In the listing below, find every line with the string "content" and pull it out.

── EXCERPTED RECORDS ──

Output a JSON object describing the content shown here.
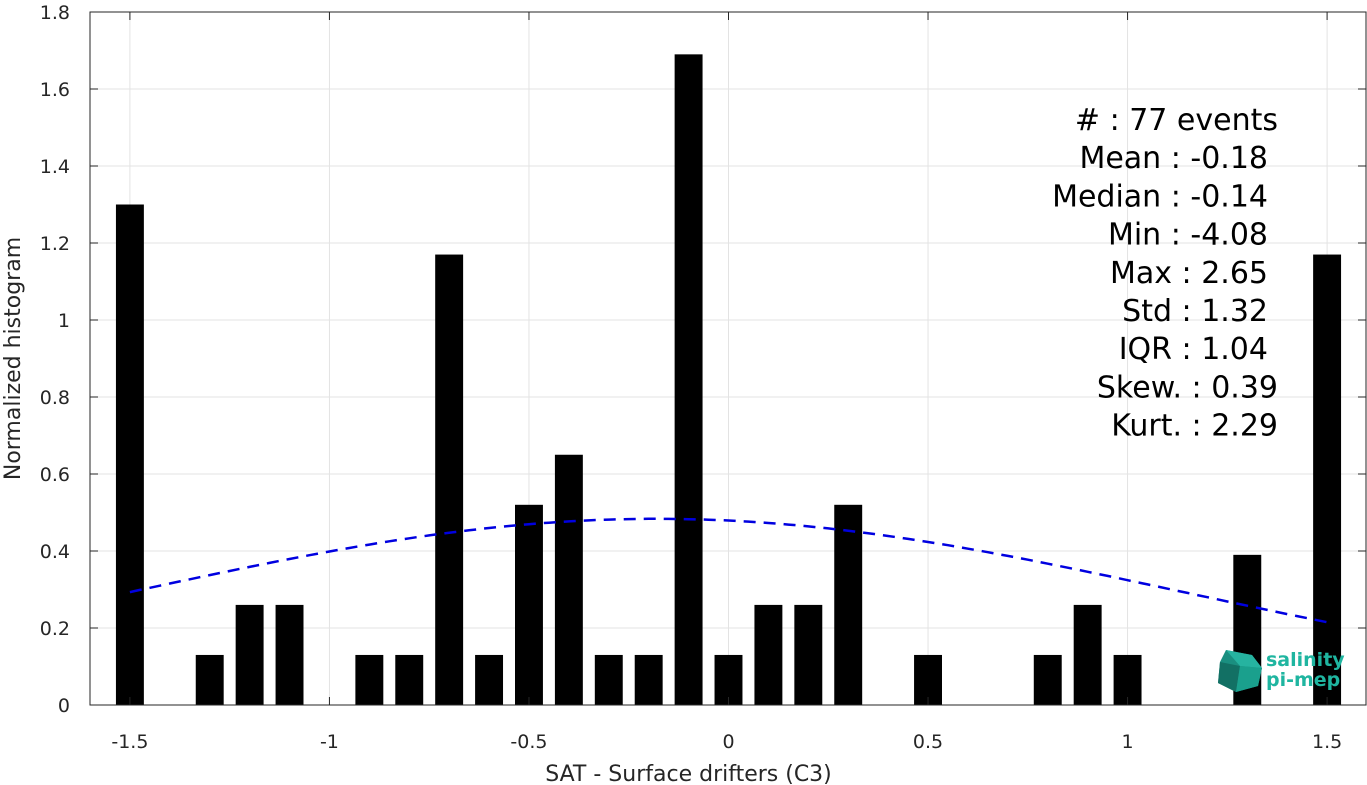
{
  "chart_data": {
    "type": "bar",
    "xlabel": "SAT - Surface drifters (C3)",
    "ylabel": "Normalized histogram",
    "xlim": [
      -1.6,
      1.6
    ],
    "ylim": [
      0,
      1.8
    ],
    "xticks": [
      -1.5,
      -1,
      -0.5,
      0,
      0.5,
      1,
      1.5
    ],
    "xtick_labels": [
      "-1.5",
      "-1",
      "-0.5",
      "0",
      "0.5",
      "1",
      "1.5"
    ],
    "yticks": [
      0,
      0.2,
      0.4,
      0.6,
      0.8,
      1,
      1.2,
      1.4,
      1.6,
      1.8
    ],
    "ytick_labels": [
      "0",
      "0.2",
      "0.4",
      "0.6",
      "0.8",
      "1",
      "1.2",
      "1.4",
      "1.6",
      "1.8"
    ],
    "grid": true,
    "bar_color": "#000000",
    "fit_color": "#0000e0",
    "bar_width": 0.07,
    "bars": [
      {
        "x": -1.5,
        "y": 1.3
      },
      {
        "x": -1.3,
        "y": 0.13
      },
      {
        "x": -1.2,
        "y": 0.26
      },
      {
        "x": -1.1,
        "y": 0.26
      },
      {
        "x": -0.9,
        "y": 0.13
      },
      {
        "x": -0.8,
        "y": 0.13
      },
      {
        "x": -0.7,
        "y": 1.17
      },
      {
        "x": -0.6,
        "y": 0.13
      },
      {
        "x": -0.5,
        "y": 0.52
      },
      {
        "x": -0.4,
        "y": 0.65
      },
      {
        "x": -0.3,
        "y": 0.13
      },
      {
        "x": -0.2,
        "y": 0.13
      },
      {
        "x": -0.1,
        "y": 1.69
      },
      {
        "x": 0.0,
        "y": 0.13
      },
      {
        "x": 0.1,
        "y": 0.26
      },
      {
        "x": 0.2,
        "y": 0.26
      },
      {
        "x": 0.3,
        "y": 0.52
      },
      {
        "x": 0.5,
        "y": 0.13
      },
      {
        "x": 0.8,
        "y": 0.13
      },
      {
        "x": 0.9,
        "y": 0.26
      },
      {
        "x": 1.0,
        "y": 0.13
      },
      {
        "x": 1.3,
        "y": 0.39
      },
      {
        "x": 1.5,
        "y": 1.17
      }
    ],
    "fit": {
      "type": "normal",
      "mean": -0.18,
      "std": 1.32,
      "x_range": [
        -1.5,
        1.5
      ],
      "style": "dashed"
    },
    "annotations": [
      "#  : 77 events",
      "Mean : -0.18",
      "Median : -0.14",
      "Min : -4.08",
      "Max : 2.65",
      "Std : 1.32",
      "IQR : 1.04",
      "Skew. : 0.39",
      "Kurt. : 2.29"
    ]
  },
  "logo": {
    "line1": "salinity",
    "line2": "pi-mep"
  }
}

───
── EXCERPTED RECORDS ──

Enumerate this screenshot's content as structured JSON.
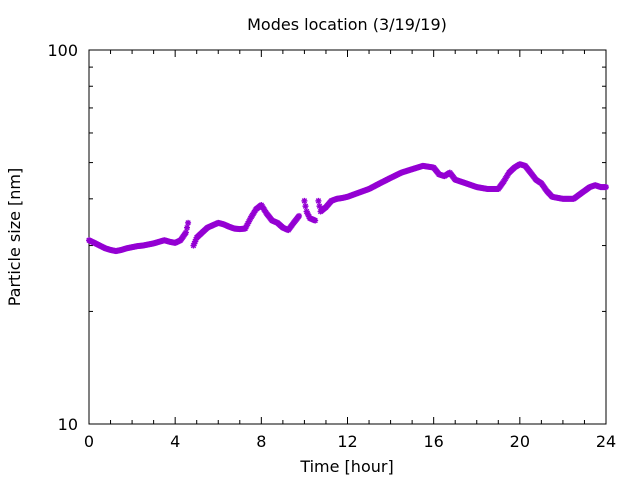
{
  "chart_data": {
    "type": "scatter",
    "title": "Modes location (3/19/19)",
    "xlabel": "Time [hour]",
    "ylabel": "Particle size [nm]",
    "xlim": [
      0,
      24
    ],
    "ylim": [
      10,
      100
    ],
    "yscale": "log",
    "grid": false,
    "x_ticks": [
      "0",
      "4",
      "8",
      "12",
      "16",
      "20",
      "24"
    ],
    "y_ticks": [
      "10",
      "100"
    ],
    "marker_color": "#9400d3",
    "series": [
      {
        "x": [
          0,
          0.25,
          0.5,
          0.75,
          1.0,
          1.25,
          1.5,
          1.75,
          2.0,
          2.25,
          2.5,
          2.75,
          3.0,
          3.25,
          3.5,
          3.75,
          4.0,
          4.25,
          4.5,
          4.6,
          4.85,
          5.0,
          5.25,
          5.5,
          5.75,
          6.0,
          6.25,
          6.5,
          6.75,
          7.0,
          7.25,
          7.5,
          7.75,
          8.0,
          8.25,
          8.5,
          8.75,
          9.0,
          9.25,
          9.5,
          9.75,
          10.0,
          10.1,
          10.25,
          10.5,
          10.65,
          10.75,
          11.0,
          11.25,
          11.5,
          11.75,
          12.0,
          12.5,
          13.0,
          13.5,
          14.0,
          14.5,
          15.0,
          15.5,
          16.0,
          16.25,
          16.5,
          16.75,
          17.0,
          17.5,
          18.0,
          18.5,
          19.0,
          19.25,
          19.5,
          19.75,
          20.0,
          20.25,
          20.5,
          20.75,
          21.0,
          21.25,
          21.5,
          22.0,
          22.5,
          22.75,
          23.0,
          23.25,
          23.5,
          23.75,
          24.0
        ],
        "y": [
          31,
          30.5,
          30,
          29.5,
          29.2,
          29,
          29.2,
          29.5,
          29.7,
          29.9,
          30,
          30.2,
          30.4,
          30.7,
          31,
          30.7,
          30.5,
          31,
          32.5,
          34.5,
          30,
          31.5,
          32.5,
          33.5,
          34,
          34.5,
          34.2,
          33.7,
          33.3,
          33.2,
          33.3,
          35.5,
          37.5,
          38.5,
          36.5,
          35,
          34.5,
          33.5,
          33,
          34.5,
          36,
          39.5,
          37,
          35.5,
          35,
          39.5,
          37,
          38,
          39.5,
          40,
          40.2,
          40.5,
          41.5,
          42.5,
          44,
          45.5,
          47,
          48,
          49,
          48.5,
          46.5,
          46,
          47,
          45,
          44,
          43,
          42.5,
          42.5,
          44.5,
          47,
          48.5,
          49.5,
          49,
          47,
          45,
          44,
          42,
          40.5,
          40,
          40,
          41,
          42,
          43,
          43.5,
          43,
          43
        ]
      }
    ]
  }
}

───

> _TASK RESULT_:
Output a JSON object describing the content shown here.
Enumerate this screenshot's content as structured JSON.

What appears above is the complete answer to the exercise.